**WORK TO BE COMPLETED:**
Copy the entries below exactly. Images do not belong in the copy.

**MATERIAL FOR THIS EXERCISE:**

________________________

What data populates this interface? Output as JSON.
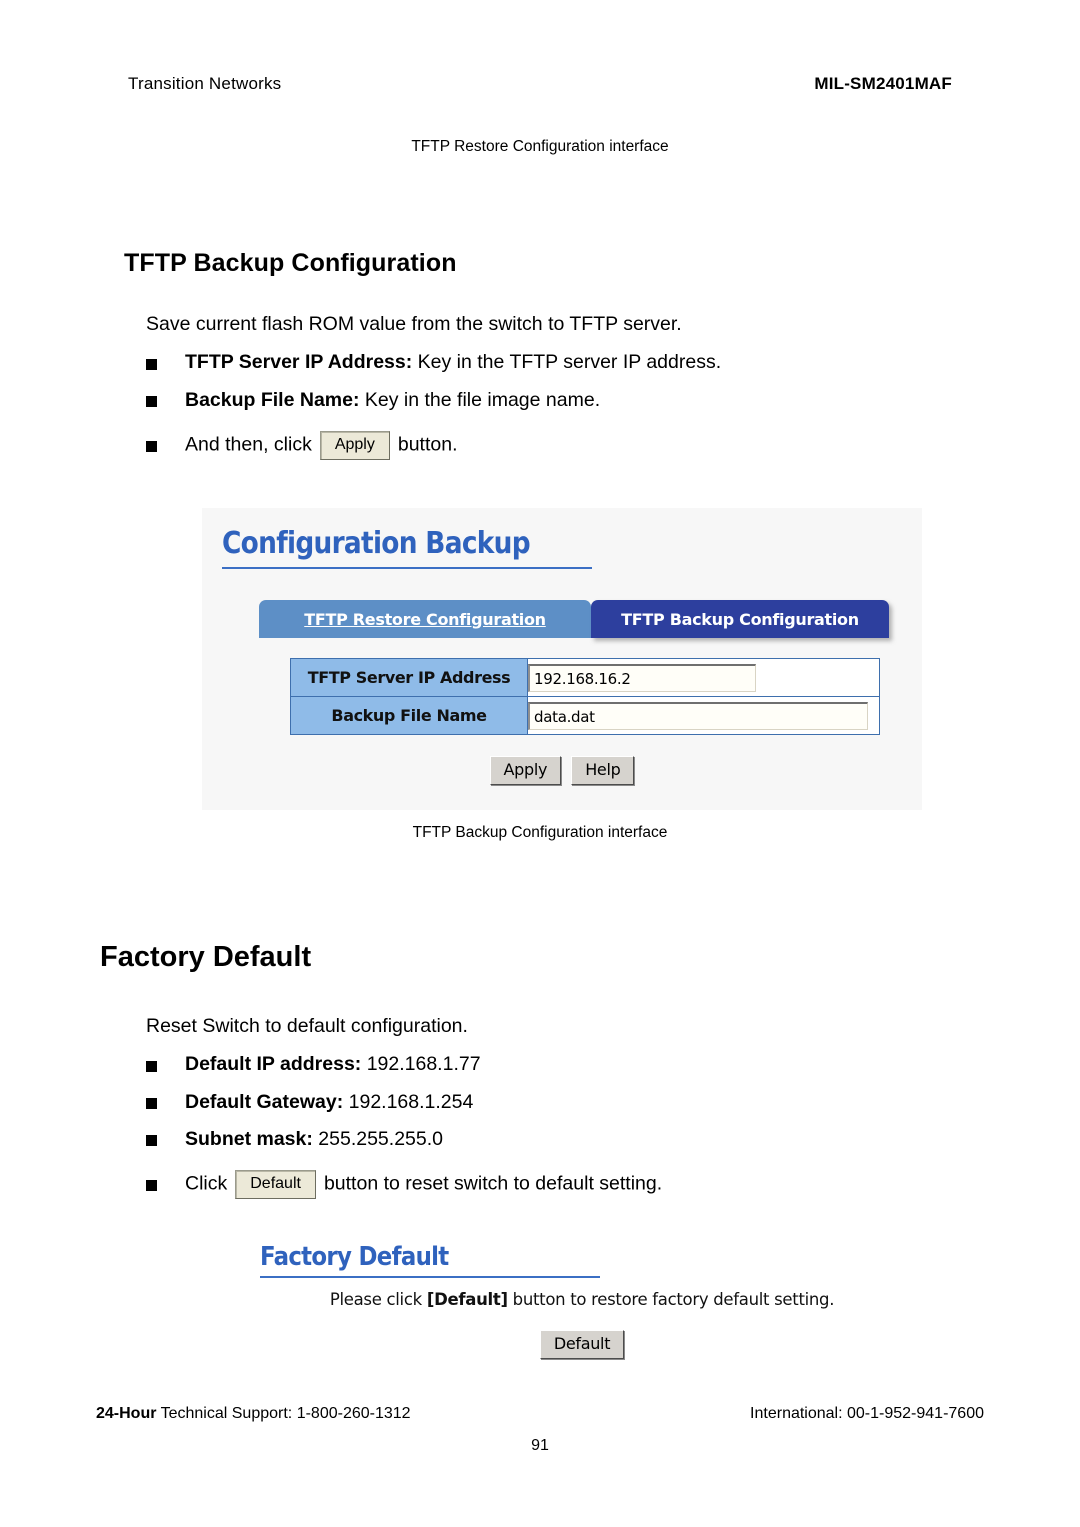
{
  "header": {
    "left": "Transition Networks",
    "right": "MIL-SM2401MAF"
  },
  "captions": {
    "top": "TFTP Restore Configuration interface",
    "middle": "TFTP Backup Configuration interface"
  },
  "backup_section": {
    "heading": "TFTP Backup Configuration",
    "lead": "Save current flash ROM value from the switch to TFTP server.",
    "bullets": [
      {
        "bold": "TFTP Server IP Address:",
        "rest": " Key in the TFTP server IP address."
      },
      {
        "bold": "Backup File Name:",
        "rest": " Key in the file image name."
      }
    ],
    "click_bullet": {
      "before": "And then, click",
      "button": "Apply",
      "after": "button."
    }
  },
  "backup_ui": {
    "title": "Configuration Backup",
    "tabs": [
      {
        "label": "TFTP Restore Configuration",
        "active": false
      },
      {
        "label": "TFTP Backup Configuration",
        "active": true
      }
    ],
    "fields": [
      {
        "label": "TFTP Server IP Address",
        "value": "192.168.16.2"
      },
      {
        "label": "Backup File Name",
        "value": "data.dat"
      }
    ],
    "buttons": [
      "Apply",
      "Help"
    ]
  },
  "factory_section": {
    "heading": "Factory Default",
    "lead": "Reset Switch to default configuration.",
    "bullets": [
      {
        "bold": "Default IP address:",
        "rest": " 192.168.1.77"
      },
      {
        "bold": "Default Gateway:",
        "rest": " 192.168.1.254"
      },
      {
        "bold": "Subnet mask:",
        "rest": " 255.255.255.0"
      }
    ],
    "click_bullet": {
      "before": "Click",
      "button": "Default",
      "after": "button to reset switch to default setting."
    }
  },
  "factory_ui": {
    "title": "Factory Default",
    "message_before": "Please click ",
    "message_bold": "[Default]",
    "message_after": " button to restore factory default setting.",
    "button": "Default"
  },
  "footer": {
    "left_bold": "24-Hour",
    "left_rest": " Technical Support: 1-800-260-1312",
    "right": "International: 00-1-952-941-7600",
    "page": "91"
  },
  "colors": {
    "tab_active": "#2d3f9e",
    "tab_inactive": "#5d8fc6",
    "label_cell": "#8fbbe8",
    "panel_title": "#2f62bd",
    "panel_bg": "#f7f7f7"
  }
}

________________________

**EXERCISE SOLUTION:**
What data populates this interface? Output as JSON.
{
  "header": {
    "left": "Transition Networks",
    "right": "MIL-SM2401MAF"
  },
  "captions": {
    "top": "TFTP Restore Configuration interface",
    "middle": "TFTP Backup Configuration interface"
  },
  "backup_section": {
    "heading": "TFTP Backup Configuration",
    "lead": "Save current flash ROM value from the switch to TFTP server.",
    "bullets": [
      {
        "bold": "TFTP Server IP Address:",
        "rest": " Key in the TFTP server IP address."
      },
      {
        "bold": "Backup File Name:",
        "rest": " Key in the file image name."
      }
    ],
    "click_bullet": {
      "before": "And then, click",
      "button": "Apply",
      "after": "button."
    }
  },
  "backup_ui": {
    "title": "Configuration Backup",
    "tabs": [
      {
        "label": "TFTP Restore Configuration",
        "active": false
      },
      {
        "label": "TFTP Backup Configuration",
        "active": true
      }
    ],
    "fields": [
      {
        "label": "TFTP Server IP Address",
        "value": "192.168.16.2"
      },
      {
        "label": "Backup File Name",
        "value": "data.dat"
      }
    ],
    "buttons": [
      "Apply",
      "Help"
    ]
  },
  "factory_section": {
    "heading": "Factory Default",
    "lead": "Reset Switch to default configuration.",
    "bullets": [
      {
        "bold": "Default IP address:",
        "rest": " 192.168.1.77"
      },
      {
        "bold": "Default Gateway:",
        "rest": " 192.168.1.254"
      },
      {
        "bold": "Subnet mask:",
        "rest": " 255.255.255.0"
      }
    ],
    "click_bullet": {
      "before": "Click",
      "button": "Default",
      "after": "button to reset switch to default setting."
    }
  },
  "factory_ui": {
    "title": "Factory Default",
    "message_before": "Please click ",
    "message_bold": "[Default]",
    "message_after": " button to restore factory default setting.",
    "button": "Default"
  },
  "footer": {
    "left_bold": "24-Hour",
    "left_rest": " Technical Support: 1-800-260-1312",
    "right": "International: 00-1-952-941-7600",
    "page": "91"
  },
  "colors": {
    "tab_active": "#2d3f9e",
    "tab_inactive": "#5d8fc6",
    "label_cell": "#8fbbe8",
    "panel_title": "#2f62bd",
    "panel_bg": "#f7f7f7"
  }
}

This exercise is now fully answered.